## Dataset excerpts
════════════════
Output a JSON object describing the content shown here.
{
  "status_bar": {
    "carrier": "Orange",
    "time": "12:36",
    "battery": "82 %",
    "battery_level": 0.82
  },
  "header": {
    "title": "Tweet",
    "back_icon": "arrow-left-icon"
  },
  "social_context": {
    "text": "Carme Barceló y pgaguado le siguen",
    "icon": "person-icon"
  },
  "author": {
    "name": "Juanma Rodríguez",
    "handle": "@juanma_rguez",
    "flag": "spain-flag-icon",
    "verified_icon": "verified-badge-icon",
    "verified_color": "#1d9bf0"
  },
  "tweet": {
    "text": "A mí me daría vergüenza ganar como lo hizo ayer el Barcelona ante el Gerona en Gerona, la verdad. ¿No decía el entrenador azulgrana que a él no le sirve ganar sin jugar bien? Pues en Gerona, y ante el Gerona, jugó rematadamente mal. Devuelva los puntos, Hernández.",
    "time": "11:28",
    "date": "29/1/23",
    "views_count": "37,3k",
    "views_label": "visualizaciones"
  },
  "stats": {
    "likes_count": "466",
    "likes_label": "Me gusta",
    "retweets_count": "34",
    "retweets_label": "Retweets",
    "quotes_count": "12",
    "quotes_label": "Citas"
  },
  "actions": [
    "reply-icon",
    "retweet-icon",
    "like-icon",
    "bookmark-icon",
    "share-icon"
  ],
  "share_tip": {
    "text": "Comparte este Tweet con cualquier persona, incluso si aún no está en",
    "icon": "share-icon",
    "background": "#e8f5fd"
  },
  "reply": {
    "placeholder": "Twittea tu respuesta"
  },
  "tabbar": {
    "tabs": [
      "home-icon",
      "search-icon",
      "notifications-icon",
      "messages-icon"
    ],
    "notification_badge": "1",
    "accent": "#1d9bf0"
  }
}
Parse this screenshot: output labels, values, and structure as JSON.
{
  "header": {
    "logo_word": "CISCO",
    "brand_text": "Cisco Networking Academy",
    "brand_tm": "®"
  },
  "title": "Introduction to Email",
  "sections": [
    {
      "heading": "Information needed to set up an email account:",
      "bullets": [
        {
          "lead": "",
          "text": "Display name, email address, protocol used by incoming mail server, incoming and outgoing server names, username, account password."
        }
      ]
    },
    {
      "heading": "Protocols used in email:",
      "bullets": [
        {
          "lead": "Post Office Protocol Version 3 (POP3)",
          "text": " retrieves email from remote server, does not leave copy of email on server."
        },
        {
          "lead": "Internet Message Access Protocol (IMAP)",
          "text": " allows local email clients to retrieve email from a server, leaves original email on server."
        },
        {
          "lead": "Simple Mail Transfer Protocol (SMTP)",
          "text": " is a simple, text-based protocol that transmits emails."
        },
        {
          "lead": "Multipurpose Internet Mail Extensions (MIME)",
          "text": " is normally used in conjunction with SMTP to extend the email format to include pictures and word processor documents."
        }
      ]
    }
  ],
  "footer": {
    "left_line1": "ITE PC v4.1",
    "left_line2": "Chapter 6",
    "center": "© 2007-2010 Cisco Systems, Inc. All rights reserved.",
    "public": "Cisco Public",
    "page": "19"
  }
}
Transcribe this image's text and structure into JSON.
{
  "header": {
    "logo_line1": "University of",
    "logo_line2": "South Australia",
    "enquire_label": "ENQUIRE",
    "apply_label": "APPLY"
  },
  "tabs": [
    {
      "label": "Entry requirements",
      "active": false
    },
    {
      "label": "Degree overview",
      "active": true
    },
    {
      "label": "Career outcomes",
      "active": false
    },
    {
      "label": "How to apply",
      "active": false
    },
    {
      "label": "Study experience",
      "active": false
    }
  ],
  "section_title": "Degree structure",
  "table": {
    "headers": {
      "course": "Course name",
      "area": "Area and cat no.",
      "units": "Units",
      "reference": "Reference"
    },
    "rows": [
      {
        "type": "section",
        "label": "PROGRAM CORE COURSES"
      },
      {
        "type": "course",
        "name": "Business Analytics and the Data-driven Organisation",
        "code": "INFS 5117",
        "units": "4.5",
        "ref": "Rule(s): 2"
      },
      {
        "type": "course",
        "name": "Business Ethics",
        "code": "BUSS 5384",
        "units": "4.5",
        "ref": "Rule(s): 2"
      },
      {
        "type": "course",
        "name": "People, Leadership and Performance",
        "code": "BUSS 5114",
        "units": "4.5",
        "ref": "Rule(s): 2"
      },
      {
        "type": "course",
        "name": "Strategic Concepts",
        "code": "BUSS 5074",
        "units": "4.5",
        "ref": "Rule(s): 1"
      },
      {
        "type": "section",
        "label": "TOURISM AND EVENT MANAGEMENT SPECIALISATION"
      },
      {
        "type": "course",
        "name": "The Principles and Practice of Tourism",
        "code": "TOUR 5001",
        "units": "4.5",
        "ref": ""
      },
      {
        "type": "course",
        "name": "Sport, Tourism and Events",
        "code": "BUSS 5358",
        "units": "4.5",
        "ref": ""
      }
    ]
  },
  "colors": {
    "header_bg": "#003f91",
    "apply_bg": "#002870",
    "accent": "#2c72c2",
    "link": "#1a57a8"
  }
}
════════════════
## EXERCISE GOAL
Above are some records. Print them all exactly.

## WRITTEN RESPONSE
Output a JSON object describing the content shown here.
{
  "status_bar": {
    "carrier": "Orange",
    "time": "12:36",
    "battery": "82 %",
    "battery_level": 0.82
  },
  "header": {
    "title": "Tweet",
    "back_icon": "arrow-left-icon"
  },
  "social_context": {
    "text": "Carme Barceló y pgaguado le siguen",
    "icon": "person-icon"
  },
  "author": {
    "name": "Juanma Rodríguez",
    "handle": "@juanma_rguez",
    "flag": "spain-flag-icon",
    "verified_icon": "verified-badge-icon",
    "verified_color": "#1d9bf0"
  },
  "tweet": {
    "text": "A mí me daría vergüenza ganar como lo hizo ayer el Barcelona ante el Gerona en Gerona, la verdad. ¿No decía el entrenador azulgrana que a él no le sirve ganar sin jugar bien? Pues en Gerona, y ante el Gerona, jugó rematadamente mal. Devuelva los puntos, Hernández.",
    "time": "11:28",
    "date": "29/1/23",
    "views_count": "37,3k",
    "views_label": "visualizaciones"
  },
  "stats": {
    "likes_count": "466",
    "likes_label": "Me gusta",
    "retweets_count": "34",
    "retweets_label": "Retweets",
    "quotes_count": "12",
    "quotes_label": "Citas"
  },
  "actions": [
    "reply-icon",
    "retweet-icon",
    "like-icon",
    "bookmark-icon",
    "share-icon"
  ],
  "share_tip": {
    "text": "Comparte este Tweet con cualquier persona, incluso si aún no está en",
    "icon": "share-icon",
    "background": "#e8f5fd"
  },
  "reply": {
    "placeholder": "Twittea tu respuesta"
  },
  "tabbar": {
    "tabs": [
      "home-icon",
      "search-icon",
      "notifications-icon",
      "messages-icon"
    ],
    "notification_badge": "1",
    "accent": "#1d9bf0"
  }
}
Parse this screenshot: output labels, values, and structure as JSON.
{
  "header": {
    "logo_word": "CISCO",
    "brand_text": "Cisco Networking Academy",
    "brand_tm": "®"
  },
  "title": "Introduction to Email",
  "sections": [
    {
      "heading": "Information needed to set up an email account:",
      "bullets": [
        {
          "lead": "",
          "text": "Display name, email address, protocol used by incoming mail server, incoming and outgoing server names, username, account password."
        }
      ]
    },
    {
      "heading": "Protocols used in email:",
      "bullets": [
        {
          "lead": "Post Office Protocol Version 3 (POP3)",
          "text": " retrieves email from remote server, does not leave copy of email on server."
        },
        {
          "lead": "Internet Message Access Protocol (IMAP)",
          "text": " allows local email clients to retrieve email from a server, leaves original email on server."
        },
        {
          "lead": "Simple Mail Transfer Protocol (SMTP)",
          "text": " is a simple, text-based protocol that transmits emails."
        },
        {
          "lead": "Multipurpose Internet Mail Extensions (MIME)",
          "text": " is normally used in conjunction with SMTP to extend the email format to include pictures and word processor documents."
        }
      ]
    }
  ],
  "footer": {
    "left_line1": "ITE PC v4.1",
    "left_line2": "Chapter 6",
    "center": "© 2007-2010 Cisco Systems, Inc. All rights reserved.",
    "public": "Cisco Public",
    "page": "19"
  }
}
Transcribe this image's text and structure into JSON.
{
  "header": {
    "logo_line1": "University of",
    "logo_line2": "South Australia",
    "enquire_label": "ENQUIRE",
    "apply_label": "APPLY"
  },
  "tabs": [
    {
      "label": "Entry requirements",
      "active": false
    },
    {
      "label": "Degree overview",
      "active": true
    },
    {
      "label": "Career outcomes",
      "active": false
    },
    {
      "label": "How to apply",
      "active": false
    },
    {
      "label": "Study experience",
      "active": false
    }
  ],
  "section_title": "Degree structure",
  "table": {
    "headers": {
      "course": "Course name",
      "area": "Area and cat no.",
      "units": "Units",
      "reference": "Reference"
    },
    "rows": [
      {
        "type": "section",
        "label": "PROGRAM CORE COURSES"
      },
      {
        "type": "course",
        "name": "Business Analytics and the Data-driven Organisation",
        "code": "INFS 5117",
        "units": "4.5",
        "ref": "Rule(s): 2"
      },
      {
        "type": "course",
        "name": "Business Ethics",
        "code": "BUSS 5384",
        "units": "4.5",
        "ref": "Rule(s): 2"
      },
      {
        "type": "course",
        "name": "People, Leadership and Performance",
        "code": "BUSS 5114",
        "units": "4.5",
        "ref": "Rule(s): 2"
      },
      {
        "type": "course",
        "name": "Strategic Concepts",
        "code": "BUSS 5074",
        "units": "4.5",
        "ref": "Rule(s): 1"
      },
      {
        "type": "section",
        "label": "TOURISM AND EVENT MANAGEMENT SPECIALISATION"
      },
      {
        "type": "course",
        "name": "The Principles and Practice of Tourism",
        "code": "TOUR 5001",
        "units": "4.5",
        "ref": ""
      },
      {
        "type": "course",
        "name": "Sport, Tourism and Events",
        "code": "BUSS 5358",
        "units": "4.5",
        "ref": ""
      }
    ]
  },
  "colors": {
    "header_bg": "#003f91",
    "apply_bg": "#002870",
    "accent": "#2c72c2",
    "link": "#1a57a8"
  }
}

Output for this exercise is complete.